Short task:
Copy each line that has the string "katastrální" somewhere in it.

Material shown:
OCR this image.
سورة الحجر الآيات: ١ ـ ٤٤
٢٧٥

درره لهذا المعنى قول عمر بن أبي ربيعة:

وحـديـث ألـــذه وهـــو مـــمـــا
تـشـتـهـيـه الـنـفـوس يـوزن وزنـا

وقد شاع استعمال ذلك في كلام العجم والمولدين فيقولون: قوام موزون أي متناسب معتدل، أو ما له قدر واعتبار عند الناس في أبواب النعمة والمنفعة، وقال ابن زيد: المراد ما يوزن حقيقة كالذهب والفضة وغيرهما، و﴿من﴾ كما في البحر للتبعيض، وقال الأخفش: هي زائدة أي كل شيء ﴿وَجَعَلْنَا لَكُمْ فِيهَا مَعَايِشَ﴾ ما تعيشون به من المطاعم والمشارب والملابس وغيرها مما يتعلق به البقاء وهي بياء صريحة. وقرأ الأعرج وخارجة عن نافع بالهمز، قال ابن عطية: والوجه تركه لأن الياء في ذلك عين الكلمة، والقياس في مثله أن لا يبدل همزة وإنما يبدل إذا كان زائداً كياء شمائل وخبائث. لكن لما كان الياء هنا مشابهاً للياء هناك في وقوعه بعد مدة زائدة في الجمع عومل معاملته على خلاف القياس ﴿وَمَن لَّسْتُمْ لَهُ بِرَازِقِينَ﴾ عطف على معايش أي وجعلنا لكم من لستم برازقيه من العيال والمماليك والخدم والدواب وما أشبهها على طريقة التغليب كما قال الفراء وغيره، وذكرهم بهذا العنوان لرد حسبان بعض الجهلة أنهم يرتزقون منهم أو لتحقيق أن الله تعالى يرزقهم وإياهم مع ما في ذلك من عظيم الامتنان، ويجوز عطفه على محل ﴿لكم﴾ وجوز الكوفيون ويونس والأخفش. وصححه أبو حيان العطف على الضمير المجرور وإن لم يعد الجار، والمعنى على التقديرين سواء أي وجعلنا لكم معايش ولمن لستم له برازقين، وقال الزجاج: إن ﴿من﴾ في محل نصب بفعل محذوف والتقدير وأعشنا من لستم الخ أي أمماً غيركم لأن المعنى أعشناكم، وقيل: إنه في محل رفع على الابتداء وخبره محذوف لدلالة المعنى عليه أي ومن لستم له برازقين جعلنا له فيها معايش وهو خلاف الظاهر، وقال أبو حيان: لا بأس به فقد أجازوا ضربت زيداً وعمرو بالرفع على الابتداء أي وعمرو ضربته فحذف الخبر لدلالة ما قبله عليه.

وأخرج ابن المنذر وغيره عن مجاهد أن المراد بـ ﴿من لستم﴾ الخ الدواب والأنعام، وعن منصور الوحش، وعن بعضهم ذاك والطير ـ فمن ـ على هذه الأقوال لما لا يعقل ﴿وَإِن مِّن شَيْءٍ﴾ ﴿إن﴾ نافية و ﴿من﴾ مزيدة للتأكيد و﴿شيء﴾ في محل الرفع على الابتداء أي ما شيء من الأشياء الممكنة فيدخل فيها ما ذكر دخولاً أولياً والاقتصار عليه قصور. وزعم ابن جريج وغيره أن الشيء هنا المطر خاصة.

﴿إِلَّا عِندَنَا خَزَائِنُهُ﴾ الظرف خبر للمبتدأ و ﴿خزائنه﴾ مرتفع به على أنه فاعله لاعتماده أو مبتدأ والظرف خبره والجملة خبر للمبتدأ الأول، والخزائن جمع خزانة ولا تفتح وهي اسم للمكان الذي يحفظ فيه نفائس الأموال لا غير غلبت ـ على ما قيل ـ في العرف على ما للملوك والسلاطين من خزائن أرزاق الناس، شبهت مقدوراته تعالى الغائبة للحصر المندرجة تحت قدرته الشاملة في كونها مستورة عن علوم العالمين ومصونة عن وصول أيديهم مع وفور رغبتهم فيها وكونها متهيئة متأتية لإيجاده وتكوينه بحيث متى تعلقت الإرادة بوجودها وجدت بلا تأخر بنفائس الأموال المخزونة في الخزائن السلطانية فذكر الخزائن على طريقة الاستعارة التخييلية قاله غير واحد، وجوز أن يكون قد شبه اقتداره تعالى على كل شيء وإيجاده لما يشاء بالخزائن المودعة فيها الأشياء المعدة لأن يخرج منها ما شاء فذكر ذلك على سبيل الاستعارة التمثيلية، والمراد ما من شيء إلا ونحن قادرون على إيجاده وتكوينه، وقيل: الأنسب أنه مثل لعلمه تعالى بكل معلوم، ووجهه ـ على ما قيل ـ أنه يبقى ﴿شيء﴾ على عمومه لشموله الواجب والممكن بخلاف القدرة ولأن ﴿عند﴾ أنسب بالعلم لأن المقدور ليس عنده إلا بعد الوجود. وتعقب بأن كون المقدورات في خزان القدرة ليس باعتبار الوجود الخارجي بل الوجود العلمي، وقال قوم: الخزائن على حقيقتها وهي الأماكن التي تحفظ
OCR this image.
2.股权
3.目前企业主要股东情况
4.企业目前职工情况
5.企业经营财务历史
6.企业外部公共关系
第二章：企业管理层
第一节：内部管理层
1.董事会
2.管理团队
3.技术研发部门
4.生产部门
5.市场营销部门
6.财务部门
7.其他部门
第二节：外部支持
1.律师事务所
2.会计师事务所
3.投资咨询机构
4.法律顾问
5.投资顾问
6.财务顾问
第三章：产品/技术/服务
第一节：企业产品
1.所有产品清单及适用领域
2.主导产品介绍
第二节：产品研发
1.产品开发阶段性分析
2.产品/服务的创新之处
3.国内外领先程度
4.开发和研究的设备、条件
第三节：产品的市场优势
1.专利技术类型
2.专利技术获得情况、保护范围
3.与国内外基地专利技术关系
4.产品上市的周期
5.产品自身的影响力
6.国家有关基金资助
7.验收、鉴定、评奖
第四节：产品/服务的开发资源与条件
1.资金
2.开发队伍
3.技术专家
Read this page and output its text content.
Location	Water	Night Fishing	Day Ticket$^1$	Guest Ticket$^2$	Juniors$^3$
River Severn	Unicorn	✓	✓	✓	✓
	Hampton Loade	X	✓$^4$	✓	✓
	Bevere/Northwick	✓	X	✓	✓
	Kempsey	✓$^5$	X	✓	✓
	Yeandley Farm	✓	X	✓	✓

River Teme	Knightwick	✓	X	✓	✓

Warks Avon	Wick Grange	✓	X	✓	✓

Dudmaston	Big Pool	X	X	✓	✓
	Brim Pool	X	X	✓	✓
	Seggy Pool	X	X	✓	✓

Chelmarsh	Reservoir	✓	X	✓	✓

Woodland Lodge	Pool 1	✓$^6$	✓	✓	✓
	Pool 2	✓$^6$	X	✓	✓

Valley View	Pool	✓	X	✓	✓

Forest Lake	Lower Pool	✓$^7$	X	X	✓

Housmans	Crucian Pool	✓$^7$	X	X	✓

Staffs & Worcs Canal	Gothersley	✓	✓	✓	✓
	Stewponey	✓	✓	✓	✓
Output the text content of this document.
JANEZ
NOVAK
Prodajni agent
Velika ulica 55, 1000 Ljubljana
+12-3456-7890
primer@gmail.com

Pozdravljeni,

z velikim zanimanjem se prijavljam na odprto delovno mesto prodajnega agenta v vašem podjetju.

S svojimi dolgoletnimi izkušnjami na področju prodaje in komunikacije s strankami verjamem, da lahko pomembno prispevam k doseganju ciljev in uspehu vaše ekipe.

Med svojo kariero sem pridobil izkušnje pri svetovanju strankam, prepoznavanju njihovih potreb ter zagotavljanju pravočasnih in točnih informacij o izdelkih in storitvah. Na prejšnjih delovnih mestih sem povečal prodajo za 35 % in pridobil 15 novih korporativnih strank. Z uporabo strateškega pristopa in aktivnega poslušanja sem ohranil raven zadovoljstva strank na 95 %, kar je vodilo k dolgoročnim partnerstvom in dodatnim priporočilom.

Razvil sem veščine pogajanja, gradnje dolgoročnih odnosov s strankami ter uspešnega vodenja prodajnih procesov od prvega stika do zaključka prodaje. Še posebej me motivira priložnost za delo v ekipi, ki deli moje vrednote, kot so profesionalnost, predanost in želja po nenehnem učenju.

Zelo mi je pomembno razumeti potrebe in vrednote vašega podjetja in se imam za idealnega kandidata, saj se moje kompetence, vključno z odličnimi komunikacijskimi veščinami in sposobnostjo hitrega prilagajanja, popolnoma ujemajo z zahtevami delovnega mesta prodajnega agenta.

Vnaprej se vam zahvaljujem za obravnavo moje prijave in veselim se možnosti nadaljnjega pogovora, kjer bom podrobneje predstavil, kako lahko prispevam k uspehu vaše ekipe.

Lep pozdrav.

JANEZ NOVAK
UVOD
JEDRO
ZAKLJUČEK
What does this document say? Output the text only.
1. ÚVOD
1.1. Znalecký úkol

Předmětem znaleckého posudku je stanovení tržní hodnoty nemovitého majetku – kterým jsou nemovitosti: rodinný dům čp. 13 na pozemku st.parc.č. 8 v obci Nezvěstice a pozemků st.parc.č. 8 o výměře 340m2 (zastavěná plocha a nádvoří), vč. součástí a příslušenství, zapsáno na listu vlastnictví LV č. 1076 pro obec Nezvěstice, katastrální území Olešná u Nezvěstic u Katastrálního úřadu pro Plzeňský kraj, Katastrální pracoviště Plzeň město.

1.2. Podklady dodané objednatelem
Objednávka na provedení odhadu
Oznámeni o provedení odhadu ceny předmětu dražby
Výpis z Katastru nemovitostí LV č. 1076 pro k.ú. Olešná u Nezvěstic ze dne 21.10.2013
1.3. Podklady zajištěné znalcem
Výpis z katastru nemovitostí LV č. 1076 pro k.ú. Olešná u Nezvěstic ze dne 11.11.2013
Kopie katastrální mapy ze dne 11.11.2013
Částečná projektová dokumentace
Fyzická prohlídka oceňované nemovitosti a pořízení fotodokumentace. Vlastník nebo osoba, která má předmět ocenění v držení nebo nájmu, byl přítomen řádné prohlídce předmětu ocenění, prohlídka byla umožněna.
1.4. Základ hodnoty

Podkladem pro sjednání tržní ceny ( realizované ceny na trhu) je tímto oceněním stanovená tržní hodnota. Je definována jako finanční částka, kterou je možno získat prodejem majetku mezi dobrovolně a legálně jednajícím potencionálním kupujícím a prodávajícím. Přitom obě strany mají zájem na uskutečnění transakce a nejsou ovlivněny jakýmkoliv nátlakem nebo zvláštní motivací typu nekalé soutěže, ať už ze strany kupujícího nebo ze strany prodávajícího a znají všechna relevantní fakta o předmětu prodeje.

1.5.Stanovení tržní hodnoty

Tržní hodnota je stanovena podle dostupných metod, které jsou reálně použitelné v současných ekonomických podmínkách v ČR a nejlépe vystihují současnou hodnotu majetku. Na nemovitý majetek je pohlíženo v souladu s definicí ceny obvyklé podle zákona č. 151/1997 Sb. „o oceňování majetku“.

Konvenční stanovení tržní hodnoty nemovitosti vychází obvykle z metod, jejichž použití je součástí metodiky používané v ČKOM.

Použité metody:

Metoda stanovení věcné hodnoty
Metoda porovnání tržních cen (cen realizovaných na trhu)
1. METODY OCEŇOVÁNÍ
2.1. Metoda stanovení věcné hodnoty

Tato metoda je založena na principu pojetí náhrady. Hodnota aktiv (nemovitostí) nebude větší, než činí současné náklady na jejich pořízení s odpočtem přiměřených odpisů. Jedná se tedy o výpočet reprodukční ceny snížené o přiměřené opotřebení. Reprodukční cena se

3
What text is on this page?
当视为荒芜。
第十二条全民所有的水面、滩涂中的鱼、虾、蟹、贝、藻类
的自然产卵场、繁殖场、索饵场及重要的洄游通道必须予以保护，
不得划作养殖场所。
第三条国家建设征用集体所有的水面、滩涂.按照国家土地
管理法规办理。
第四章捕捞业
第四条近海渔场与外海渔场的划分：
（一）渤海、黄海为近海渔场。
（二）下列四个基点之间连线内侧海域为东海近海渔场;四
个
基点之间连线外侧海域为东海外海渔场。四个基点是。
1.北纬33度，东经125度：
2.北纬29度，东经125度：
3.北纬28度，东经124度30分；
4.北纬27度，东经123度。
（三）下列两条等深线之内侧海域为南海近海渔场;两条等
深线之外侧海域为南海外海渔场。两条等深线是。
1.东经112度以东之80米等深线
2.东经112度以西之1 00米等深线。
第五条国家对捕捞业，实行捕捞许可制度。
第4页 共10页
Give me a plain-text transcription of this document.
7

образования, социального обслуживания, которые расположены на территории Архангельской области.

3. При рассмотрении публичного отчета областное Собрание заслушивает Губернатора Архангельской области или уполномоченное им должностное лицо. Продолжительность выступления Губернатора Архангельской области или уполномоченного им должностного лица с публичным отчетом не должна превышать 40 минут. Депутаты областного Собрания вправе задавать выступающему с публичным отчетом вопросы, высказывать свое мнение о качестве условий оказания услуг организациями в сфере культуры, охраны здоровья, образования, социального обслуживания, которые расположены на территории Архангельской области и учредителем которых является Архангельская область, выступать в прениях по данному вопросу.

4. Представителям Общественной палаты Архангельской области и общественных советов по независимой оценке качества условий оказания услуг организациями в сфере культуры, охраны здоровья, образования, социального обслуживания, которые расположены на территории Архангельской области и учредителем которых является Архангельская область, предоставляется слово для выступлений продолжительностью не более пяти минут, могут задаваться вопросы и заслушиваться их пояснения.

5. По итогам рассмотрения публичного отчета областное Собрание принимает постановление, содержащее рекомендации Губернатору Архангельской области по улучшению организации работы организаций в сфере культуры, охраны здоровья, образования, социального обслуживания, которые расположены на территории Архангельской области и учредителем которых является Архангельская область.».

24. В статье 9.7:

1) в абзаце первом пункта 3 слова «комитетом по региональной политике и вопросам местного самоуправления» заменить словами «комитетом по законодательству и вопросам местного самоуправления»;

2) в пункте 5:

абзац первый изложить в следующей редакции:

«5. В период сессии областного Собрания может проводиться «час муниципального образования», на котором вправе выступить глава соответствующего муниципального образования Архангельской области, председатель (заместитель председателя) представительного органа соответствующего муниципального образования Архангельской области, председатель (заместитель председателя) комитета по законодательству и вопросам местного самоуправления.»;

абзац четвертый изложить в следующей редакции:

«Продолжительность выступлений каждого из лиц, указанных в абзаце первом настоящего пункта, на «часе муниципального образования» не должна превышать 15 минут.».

Task solution:
Předmětem znaleckého posudku je stanovení tržní hodnoty nemovitého majetku – kterým jsou nemovitosti: rodinný dům čp. 13 na pozemku st.parc.č. 8 v obci Nezvěstice a pozemků st.parc.č. 8 o výměře 340m2 (zastavěná plocha a nádvoří), vč. součástí a příslušenství, zapsáno na listu vlastnictví LV č. 1076 pro obec Nezvěstice, katastrální území Olešná u Nezvěstic u Katastrálního úřadu pro Plzeňský kraj, Katastrální pracoviště Plzeň město.
Kopie katastrální mapy ze dne 11.11.2013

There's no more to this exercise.